| Stated exercise |
Pictures aside, quote the whole listing exactly.

[Begin]

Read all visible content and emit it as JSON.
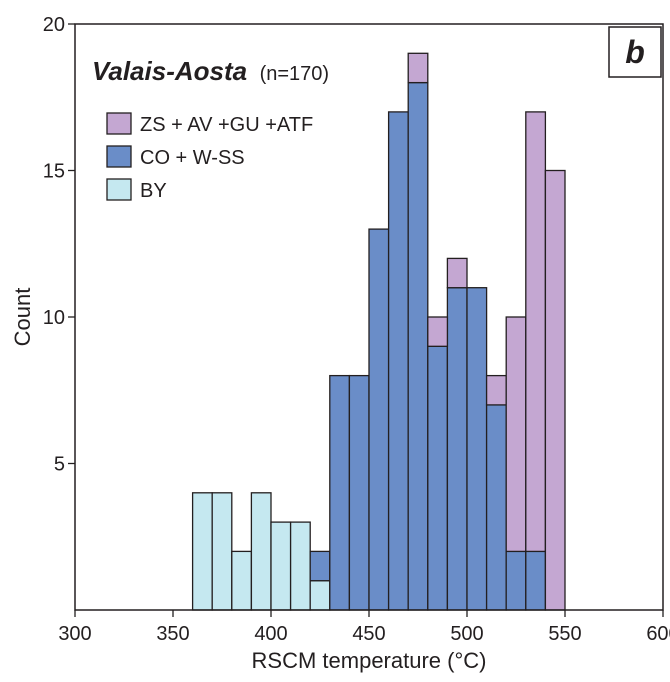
{
  "chart_data": {
    "type": "bar",
    "title": "Valais-Aosta",
    "subtitle": "(n=170)",
    "panel_label": "b",
    "xlabel": "RSCM temperature (°C)",
    "ylabel": "Count",
    "xlim": [
      300,
      600
    ],
    "ylim": [
      0,
      20
    ],
    "xticks": [
      300,
      350,
      400,
      450,
      500,
      550,
      600
    ],
    "yticks": [
      5,
      10,
      15,
      20
    ],
    "bin_width": 10,
    "legend_position": "top-left",
    "series": [
      {
        "name": "BY",
        "color": "#c5e8f0",
        "bins": [
          {
            "x": 360,
            "value": 4
          },
          {
            "x": 370,
            "value": 4
          },
          {
            "x": 380,
            "value": 2
          },
          {
            "x": 390,
            "value": 4
          },
          {
            "x": 400,
            "value": 3
          },
          {
            "x": 410,
            "value": 3
          },
          {
            "x": 420,
            "value": 1
          }
        ]
      },
      {
        "name": "CO + W-SS",
        "color": "#6a8dc8",
        "bins": [
          {
            "x": 420,
            "value": 1
          },
          {
            "x": 430,
            "value": 8
          },
          {
            "x": 440,
            "value": 8
          },
          {
            "x": 450,
            "value": 13
          },
          {
            "x": 460,
            "value": 17
          },
          {
            "x": 470,
            "value": 18
          },
          {
            "x": 480,
            "value": 9
          },
          {
            "x": 490,
            "value": 11
          },
          {
            "x": 500,
            "value": 11
          },
          {
            "x": 510,
            "value": 7
          },
          {
            "x": 520,
            "value": 2
          },
          {
            "x": 530,
            "value": 2
          }
        ]
      },
      {
        "name": "ZS + AV +GU +ATF",
        "color": "#c4a7d2",
        "bins": [
          {
            "x": 470,
            "value": 1
          },
          {
            "x": 480,
            "value": 1
          },
          {
            "x": 490,
            "value": 1
          },
          {
            "x": 510,
            "value": 1
          },
          {
            "x": 520,
            "value": 8
          },
          {
            "x": 530,
            "value": 15
          },
          {
            "x": 540,
            "value": 15
          }
        ]
      }
    ],
    "legend_order": [
      "ZS + AV +GU +ATF",
      "CO + W-SS",
      "BY"
    ]
  }
}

[End]

| Written response |
Read all visible content and emit it as JSON.
{
  "chart_data": {
    "type": "bar",
    "title": "Valais-Aosta",
    "subtitle": "(n=170)",
    "panel_label": "b",
    "xlabel": "RSCM temperature (°C)",
    "ylabel": "Count",
    "xlim": [
      300,
      600
    ],
    "ylim": [
      0,
      20
    ],
    "xticks": [
      300,
      350,
      400,
      450,
      500,
      550,
      600
    ],
    "yticks": [
      5,
      10,
      15,
      20
    ],
    "bin_width": 10,
    "legend_position": "top-left",
    "series": [
      {
        "name": "BY",
        "color": "#c5e8f0",
        "bins": [
          {
            "x": 360,
            "value": 4
          },
          {
            "x": 370,
            "value": 4
          },
          {
            "x": 380,
            "value": 2
          },
          {
            "x": 390,
            "value": 4
          },
          {
            "x": 400,
            "value": 3
          },
          {
            "x": 410,
            "value": 3
          },
          {
            "x": 420,
            "value": 1
          }
        ]
      },
      {
        "name": "CO + W-SS",
        "color": "#6a8dc8",
        "bins": [
          {
            "x": 420,
            "value": 1
          },
          {
            "x": 430,
            "value": 8
          },
          {
            "x": 440,
            "value": 8
          },
          {
            "x": 450,
            "value": 13
          },
          {
            "x": 460,
            "value": 17
          },
          {
            "x": 470,
            "value": 18
          },
          {
            "x": 480,
            "value": 9
          },
          {
            "x": 490,
            "value": 11
          },
          {
            "x": 500,
            "value": 11
          },
          {
            "x": 510,
            "value": 7
          },
          {
            "x": 520,
            "value": 2
          },
          {
            "x": 530,
            "value": 2
          }
        ]
      },
      {
        "name": "ZS + AV +GU +ATF",
        "color": "#c4a7d2",
        "bins": [
          {
            "x": 470,
            "value": 1
          },
          {
            "x": 480,
            "value": 1
          },
          {
            "x": 490,
            "value": 1
          },
          {
            "x": 510,
            "value": 1
          },
          {
            "x": 520,
            "value": 8
          },
          {
            "x": 530,
            "value": 15
          },
          {
            "x": 540,
            "value": 15
          }
        ]
      }
    ],
    "legend_order": [
      "ZS + AV +GU +ATF",
      "CO + W-SS",
      "BY"
    ]
  }
}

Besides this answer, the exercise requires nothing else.